REQUIREMENTS
Repeat each entry exactly and drop the pictures.

[start PROVIDED DATA]

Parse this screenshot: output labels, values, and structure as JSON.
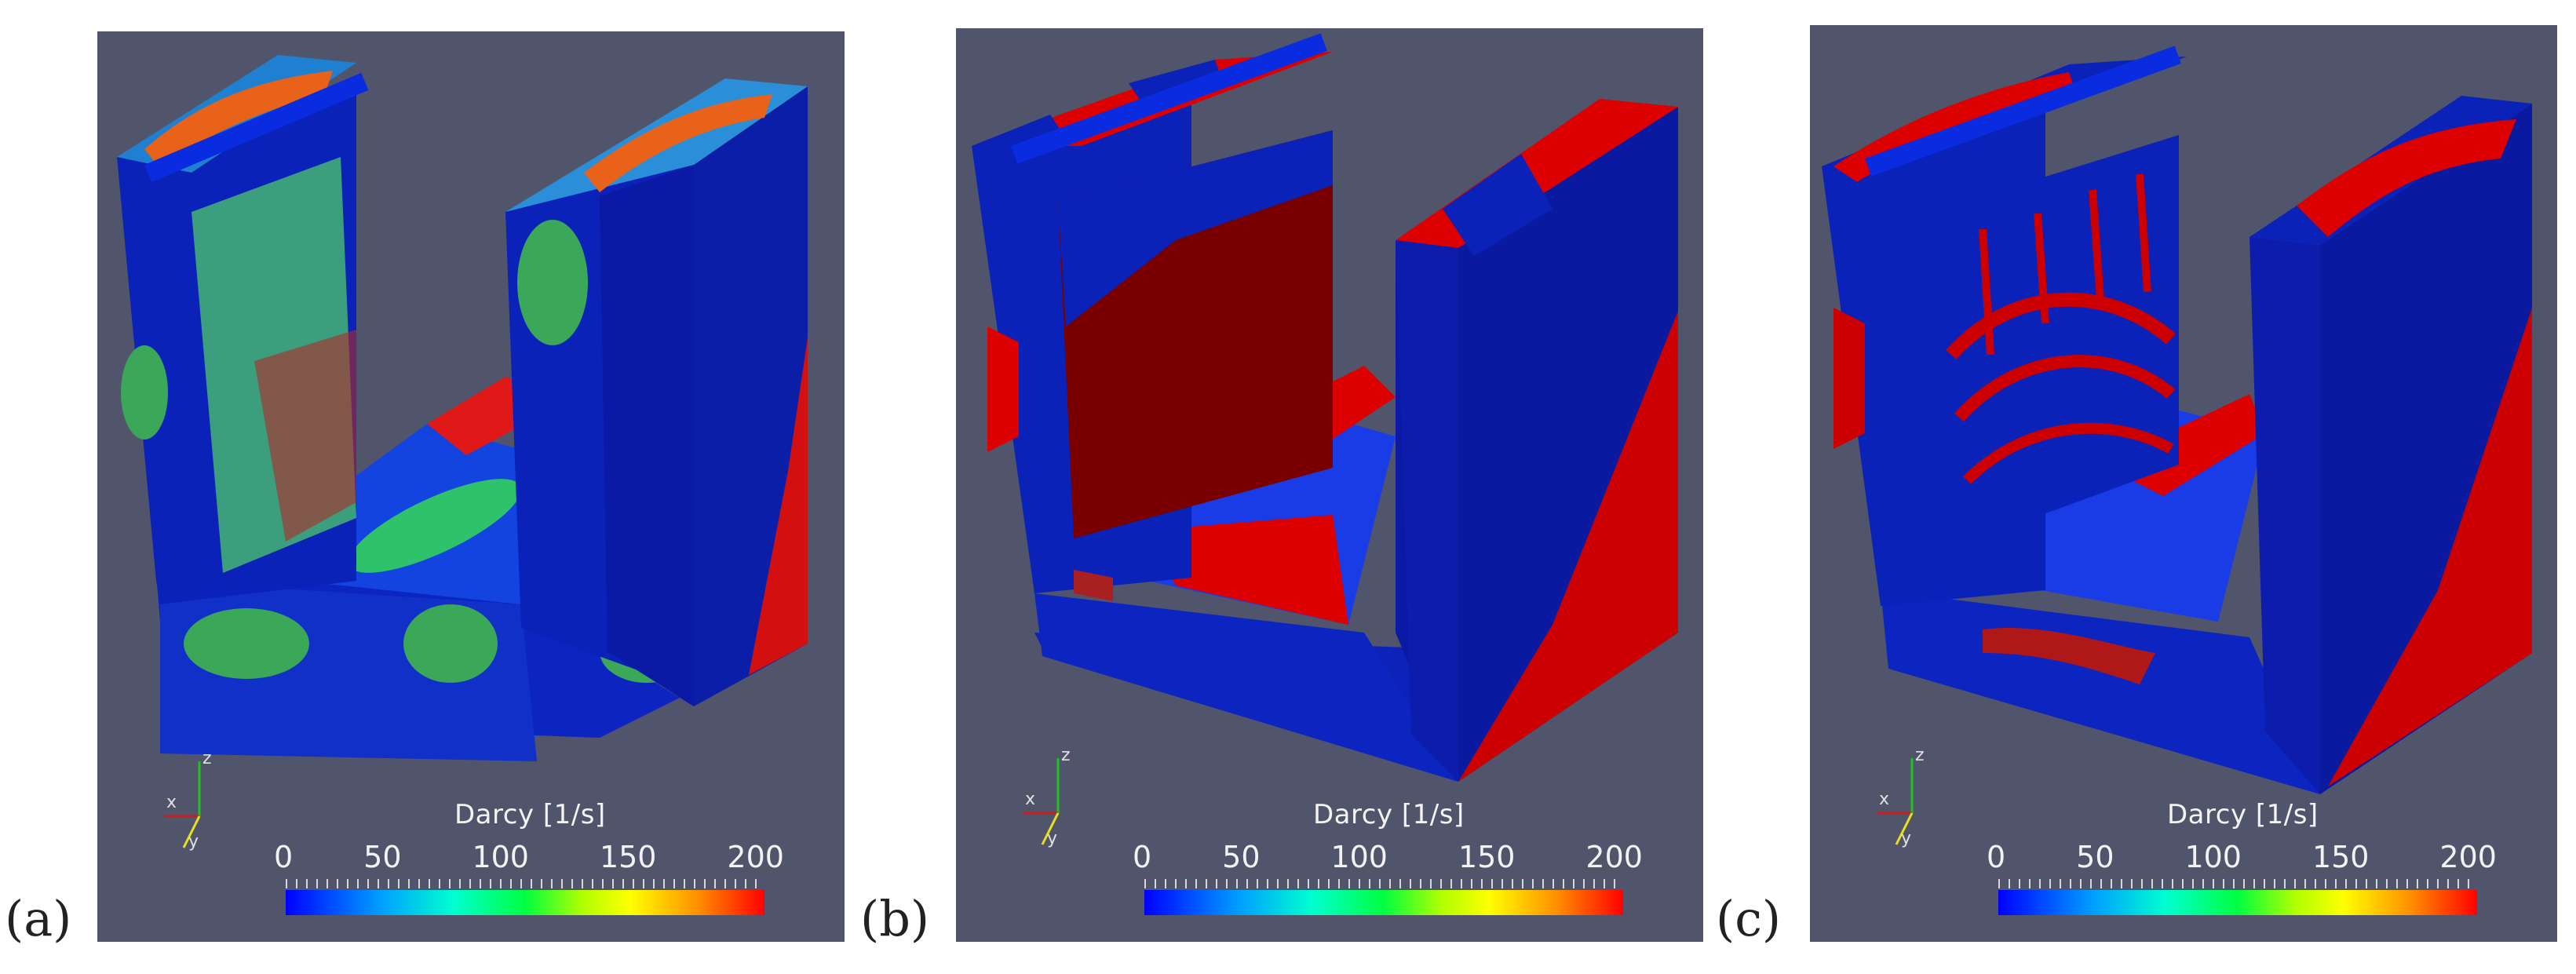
{
  "panels": [
    {
      "label": "(a)",
      "colorbar": {
        "title": "Darcy [1/s]",
        "ticks": [
          "0",
          "50",
          "100",
          "150",
          "200"
        ]
      },
      "axes": {
        "x": "x",
        "y": "y",
        "z": "z"
      }
    },
    {
      "label": "(b)",
      "colorbar": {
        "title": "Darcy [1/s]",
        "ticks": [
          "0",
          "50",
          "100",
          "150",
          "200"
        ]
      },
      "axes": {
        "x": "x",
        "y": "y",
        "z": "z"
      }
    },
    {
      "label": "(c)",
      "colorbar": {
        "title": "Darcy [1/s]",
        "ticks": [
          "0",
          "50",
          "100",
          "150",
          "200"
        ]
      },
      "axes": {
        "x": "x",
        "y": "y",
        "z": "z"
      }
    }
  ],
  "colors": {
    "background": "#51556b",
    "low": "#0000cc",
    "high": "#dd0000",
    "dark_red": "#7a0000"
  }
}
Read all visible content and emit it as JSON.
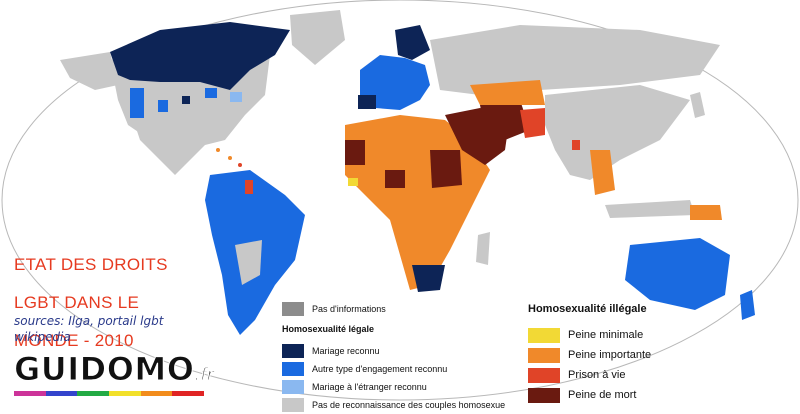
{
  "title": {
    "line1": "ETAT DES DROITS",
    "line2": "LGBT DANS LE",
    "line3": "MONDE - 2010"
  },
  "sources": {
    "line1": "sources: Ilga, portail lgbt",
    "line2": "wikipedia"
  },
  "brand": {
    "name": "GUIDOMO",
    "suffix": ".fr"
  },
  "brand_stripe_colors": [
    "#cc3399",
    "#3344cc",
    "#22aa44",
    "#f2e02a",
    "#f28c1c",
    "#e02424"
  ],
  "legend_legal": {
    "no_info": {
      "label": "Pas d'informations",
      "color": "#8c8c8c"
    },
    "heading": "Homosexualité légale",
    "items": [
      {
        "label": "Mariage reconnu",
        "color": "#0d2456"
      },
      {
        "label": "Autre type d'engagement reconnu",
        "color": "#1a6ae0"
      },
      {
        "label": "Mariage à l'étranger reconnu",
        "color": "#8ab8f0"
      },
      {
        "label": "Pas de reconnaissance des couples homosexue",
        "color": "#c8c8c8"
      }
    ]
  },
  "legend_illegal": {
    "heading": "Homosexualité illégale",
    "items": [
      {
        "label": "Peine minimale",
        "color": "#f2d935"
      },
      {
        "label": "Peine importante",
        "color": "#f0892a"
      },
      {
        "label": "Prison à vie",
        "color": "#e04428"
      },
      {
        "label": "Peine de mort",
        "color": "#6a1a10"
      }
    ]
  },
  "map_colors": {
    "ocean": "#ffffff",
    "no_recognition": "#c8c8c8",
    "marriage": "#0d2456",
    "partnership": "#1a6ae0",
    "abroad": "#8ab8f0",
    "minor_penalty": "#f2d935",
    "major_penalty": "#f0892a",
    "life_prison": "#e04428",
    "death": "#6a1a10"
  }
}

[end PROVIDED DATA]

FINISHED ANSWER
Parse this screenshot: output labels, values, and structure as JSON.
{
  "panels": [
    {
      "label": "(a)",
      "colorbar": {
        "title": "Darcy [1/s]",
        "ticks": [
          "0",
          "50",
          "100",
          "150",
          "200"
        ]
      },
      "axes": {
        "x": "x",
        "y": "y",
        "z": "z"
      }
    },
    {
      "label": "(b)",
      "colorbar": {
        "title": "Darcy [1/s]",
        "ticks": [
          "0",
          "50",
          "100",
          "150",
          "200"
        ]
      },
      "axes": {
        "x": "x",
        "y": "y",
        "z": "z"
      }
    },
    {
      "label": "(c)",
      "colorbar": {
        "title": "Darcy [1/s]",
        "ticks": [
          "0",
          "50",
          "100",
          "150",
          "200"
        ]
      },
      "axes": {
        "x": "x",
        "y": "y",
        "z": "z"
      }
    }
  ],
  "colors": {
    "background": "#51556b",
    "low": "#0000cc",
    "high": "#dd0000",
    "dark_red": "#7a0000"
  }
}
Read all visible content and emit it as JSON.
{
  "title": {
    "line1": "ETAT DES DROITS",
    "line2": "LGBT DANS LE",
    "line3": "MONDE - 2010"
  },
  "sources": {
    "line1": "sources: Ilga, portail lgbt",
    "line2": "wikipedia"
  },
  "brand": {
    "name": "GUIDOMO",
    "suffix": ".fr"
  },
  "brand_stripe_colors": [
    "#cc3399",
    "#3344cc",
    "#22aa44",
    "#f2e02a",
    "#f28c1c",
    "#e02424"
  ],
  "legend_legal": {
    "no_info": {
      "label": "Pas d'informations",
      "color": "#8c8c8c"
    },
    "heading": "Homosexualité légale",
    "items": [
      {
        "label": "Mariage reconnu",
        "color": "#0d2456"
      },
      {
        "label": "Autre type d'engagement reconnu",
        "color": "#1a6ae0"
      },
      {
        "label": "Mariage à l'étranger reconnu",
        "color": "#8ab8f0"
      },
      {
        "label": "Pas de reconnaissance des couples homosexue",
        "color": "#c8c8c8"
      }
    ]
  },
  "legend_illegal": {
    "heading": "Homosexualité illégale",
    "items": [
      {
        "label": "Peine minimale",
        "color": "#f2d935"
      },
      {
        "label": "Peine importante",
        "color": "#f0892a"
      },
      {
        "label": "Prison à vie",
        "color": "#e04428"
      },
      {
        "label": "Peine de mort",
        "color": "#6a1a10"
      }
    ]
  },
  "map_colors": {
    "ocean": "#ffffff",
    "no_recognition": "#c8c8c8",
    "marriage": "#0d2456",
    "partnership": "#1a6ae0",
    "abroad": "#8ab8f0",
    "minor_penalty": "#f2d935",
    "major_penalty": "#f0892a",
    "life_prison": "#e04428",
    "death": "#6a1a10"
  }
}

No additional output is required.